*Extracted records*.
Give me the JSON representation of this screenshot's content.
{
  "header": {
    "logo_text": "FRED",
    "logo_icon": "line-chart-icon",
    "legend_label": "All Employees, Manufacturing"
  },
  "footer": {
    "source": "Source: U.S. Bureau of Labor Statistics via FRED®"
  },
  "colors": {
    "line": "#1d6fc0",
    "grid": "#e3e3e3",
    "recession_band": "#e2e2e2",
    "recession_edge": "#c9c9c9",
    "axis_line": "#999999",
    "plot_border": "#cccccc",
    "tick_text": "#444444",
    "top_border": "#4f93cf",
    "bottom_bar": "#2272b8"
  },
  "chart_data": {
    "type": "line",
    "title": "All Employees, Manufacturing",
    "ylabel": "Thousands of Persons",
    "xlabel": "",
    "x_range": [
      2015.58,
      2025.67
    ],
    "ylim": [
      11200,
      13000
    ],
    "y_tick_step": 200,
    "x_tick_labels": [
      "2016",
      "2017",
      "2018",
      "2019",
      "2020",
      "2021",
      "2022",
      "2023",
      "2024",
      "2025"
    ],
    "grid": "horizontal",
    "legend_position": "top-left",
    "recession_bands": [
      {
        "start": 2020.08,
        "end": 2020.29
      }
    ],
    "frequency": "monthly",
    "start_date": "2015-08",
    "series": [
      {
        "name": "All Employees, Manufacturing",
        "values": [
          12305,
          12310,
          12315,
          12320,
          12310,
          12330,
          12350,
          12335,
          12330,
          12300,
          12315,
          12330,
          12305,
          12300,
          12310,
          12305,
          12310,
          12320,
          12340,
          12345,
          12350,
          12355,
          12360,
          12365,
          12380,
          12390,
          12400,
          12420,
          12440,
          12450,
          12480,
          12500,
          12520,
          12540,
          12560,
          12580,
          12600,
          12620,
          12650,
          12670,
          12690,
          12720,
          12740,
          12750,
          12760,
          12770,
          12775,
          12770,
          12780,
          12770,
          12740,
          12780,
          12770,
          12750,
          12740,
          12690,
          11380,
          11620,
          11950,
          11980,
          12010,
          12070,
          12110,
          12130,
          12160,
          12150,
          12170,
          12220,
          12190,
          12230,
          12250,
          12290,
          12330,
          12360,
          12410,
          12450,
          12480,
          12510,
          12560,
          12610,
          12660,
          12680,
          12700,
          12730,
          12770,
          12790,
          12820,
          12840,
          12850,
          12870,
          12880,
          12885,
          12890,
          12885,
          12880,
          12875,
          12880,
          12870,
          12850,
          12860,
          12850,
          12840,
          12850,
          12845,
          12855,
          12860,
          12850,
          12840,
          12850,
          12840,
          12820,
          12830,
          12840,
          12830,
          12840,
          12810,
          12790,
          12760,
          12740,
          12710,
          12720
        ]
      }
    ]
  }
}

*TASK TO CARRY OUT*.
Only a number is wanted: how many lines contain "FRED"?

*SOLUTION TO THIS EXERCISE*.
2